- **WHAT THE TASK ASKS**:
Report the number of lines in the entries below that include the word "lemon", and nothing else.

* BEGIN RECORDS SUPPLIED *

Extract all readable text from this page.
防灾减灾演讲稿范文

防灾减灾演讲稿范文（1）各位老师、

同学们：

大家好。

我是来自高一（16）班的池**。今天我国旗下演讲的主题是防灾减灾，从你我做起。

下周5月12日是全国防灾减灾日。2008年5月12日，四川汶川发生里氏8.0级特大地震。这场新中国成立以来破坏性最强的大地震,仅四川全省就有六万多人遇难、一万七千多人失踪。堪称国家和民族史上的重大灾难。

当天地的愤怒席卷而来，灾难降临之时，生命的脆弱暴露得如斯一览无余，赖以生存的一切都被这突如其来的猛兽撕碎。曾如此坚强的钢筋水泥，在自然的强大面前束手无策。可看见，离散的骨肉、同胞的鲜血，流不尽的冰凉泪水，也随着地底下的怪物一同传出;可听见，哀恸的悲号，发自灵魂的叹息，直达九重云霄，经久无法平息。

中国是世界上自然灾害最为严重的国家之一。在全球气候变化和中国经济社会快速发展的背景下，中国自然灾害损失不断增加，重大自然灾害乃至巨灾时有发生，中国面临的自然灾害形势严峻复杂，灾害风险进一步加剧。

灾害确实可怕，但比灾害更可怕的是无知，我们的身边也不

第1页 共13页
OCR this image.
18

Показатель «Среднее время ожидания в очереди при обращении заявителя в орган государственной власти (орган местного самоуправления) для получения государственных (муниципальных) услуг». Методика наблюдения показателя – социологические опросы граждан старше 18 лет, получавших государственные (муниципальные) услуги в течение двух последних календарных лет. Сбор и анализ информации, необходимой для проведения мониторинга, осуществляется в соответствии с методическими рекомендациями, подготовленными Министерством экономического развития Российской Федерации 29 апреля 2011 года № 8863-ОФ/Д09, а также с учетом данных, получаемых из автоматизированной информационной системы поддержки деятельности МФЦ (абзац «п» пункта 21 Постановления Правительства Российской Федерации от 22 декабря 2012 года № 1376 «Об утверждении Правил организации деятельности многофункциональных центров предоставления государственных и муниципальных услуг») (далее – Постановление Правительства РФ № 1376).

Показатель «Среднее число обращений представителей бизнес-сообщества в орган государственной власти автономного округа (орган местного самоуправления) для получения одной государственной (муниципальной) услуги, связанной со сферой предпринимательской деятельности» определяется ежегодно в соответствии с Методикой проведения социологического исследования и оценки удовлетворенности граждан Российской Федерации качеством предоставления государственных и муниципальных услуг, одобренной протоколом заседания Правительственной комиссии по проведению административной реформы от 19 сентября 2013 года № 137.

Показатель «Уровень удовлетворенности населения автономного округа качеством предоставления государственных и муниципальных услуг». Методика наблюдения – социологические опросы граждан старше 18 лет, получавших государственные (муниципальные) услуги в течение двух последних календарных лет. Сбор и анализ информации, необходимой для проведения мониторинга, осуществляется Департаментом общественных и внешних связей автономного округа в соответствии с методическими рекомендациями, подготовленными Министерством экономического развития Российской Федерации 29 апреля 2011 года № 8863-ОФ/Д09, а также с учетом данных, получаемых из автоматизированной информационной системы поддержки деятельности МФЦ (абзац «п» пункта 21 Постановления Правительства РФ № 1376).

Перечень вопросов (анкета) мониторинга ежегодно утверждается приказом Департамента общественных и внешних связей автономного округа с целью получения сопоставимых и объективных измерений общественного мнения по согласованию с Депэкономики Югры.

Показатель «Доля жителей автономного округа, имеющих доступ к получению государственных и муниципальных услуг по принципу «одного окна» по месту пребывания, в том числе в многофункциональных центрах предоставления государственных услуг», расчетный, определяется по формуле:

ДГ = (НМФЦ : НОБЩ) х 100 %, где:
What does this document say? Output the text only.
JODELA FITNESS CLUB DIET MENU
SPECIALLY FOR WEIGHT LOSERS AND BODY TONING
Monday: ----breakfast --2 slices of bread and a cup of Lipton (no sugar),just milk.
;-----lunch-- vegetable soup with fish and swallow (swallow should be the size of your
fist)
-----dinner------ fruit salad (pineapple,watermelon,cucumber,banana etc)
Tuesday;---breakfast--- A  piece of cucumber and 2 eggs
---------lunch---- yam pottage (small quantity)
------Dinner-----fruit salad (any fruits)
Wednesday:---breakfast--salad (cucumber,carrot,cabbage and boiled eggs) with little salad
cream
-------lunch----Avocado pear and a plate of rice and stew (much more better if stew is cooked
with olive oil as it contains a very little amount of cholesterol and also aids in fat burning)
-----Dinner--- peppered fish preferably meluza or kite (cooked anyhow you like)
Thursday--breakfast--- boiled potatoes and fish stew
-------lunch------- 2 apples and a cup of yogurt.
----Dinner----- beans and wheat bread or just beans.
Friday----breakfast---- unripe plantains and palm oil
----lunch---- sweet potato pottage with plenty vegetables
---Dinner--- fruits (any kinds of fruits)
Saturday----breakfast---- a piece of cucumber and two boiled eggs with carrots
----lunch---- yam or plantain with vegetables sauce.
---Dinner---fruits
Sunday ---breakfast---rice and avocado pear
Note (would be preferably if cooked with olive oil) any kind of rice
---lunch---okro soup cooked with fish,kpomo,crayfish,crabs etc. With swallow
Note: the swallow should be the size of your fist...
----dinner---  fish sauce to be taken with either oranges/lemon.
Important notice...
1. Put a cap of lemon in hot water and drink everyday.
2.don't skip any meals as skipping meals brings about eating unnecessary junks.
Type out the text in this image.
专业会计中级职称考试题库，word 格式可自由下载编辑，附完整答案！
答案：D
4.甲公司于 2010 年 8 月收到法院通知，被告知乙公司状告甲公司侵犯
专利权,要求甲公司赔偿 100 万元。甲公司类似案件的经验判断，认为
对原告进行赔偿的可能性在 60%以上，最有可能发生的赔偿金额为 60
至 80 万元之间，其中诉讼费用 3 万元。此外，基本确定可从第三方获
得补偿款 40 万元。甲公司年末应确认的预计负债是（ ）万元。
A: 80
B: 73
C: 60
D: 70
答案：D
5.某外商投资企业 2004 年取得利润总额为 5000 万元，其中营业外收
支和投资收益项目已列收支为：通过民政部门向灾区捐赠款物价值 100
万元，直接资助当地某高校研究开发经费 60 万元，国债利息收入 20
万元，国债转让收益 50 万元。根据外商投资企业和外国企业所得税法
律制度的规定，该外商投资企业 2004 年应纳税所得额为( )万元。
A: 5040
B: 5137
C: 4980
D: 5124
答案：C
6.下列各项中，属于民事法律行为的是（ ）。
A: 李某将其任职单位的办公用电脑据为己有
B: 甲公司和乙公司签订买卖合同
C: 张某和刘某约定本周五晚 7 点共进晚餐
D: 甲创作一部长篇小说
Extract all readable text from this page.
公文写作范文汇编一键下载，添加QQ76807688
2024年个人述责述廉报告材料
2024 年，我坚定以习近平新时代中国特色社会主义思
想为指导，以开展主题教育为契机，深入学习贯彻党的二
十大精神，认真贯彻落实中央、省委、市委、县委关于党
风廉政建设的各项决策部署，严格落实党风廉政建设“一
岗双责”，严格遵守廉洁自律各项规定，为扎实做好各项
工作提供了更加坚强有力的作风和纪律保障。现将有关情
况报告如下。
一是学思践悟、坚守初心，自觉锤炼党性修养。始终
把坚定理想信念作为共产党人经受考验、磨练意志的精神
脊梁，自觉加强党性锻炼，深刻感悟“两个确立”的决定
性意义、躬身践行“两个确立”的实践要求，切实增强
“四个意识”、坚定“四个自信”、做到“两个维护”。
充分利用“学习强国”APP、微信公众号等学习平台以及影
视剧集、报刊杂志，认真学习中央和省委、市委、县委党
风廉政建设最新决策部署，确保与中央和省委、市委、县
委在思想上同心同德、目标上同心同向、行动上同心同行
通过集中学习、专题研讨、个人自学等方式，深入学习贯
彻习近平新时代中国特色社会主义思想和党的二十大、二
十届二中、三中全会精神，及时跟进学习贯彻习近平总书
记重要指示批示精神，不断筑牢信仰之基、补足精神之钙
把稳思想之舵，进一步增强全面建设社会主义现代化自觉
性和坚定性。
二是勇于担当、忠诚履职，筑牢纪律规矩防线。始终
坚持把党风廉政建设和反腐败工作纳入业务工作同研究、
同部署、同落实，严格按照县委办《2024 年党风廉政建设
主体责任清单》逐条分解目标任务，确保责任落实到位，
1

* END RECORDS SUPPLIED *

- **SOLUTION**:
2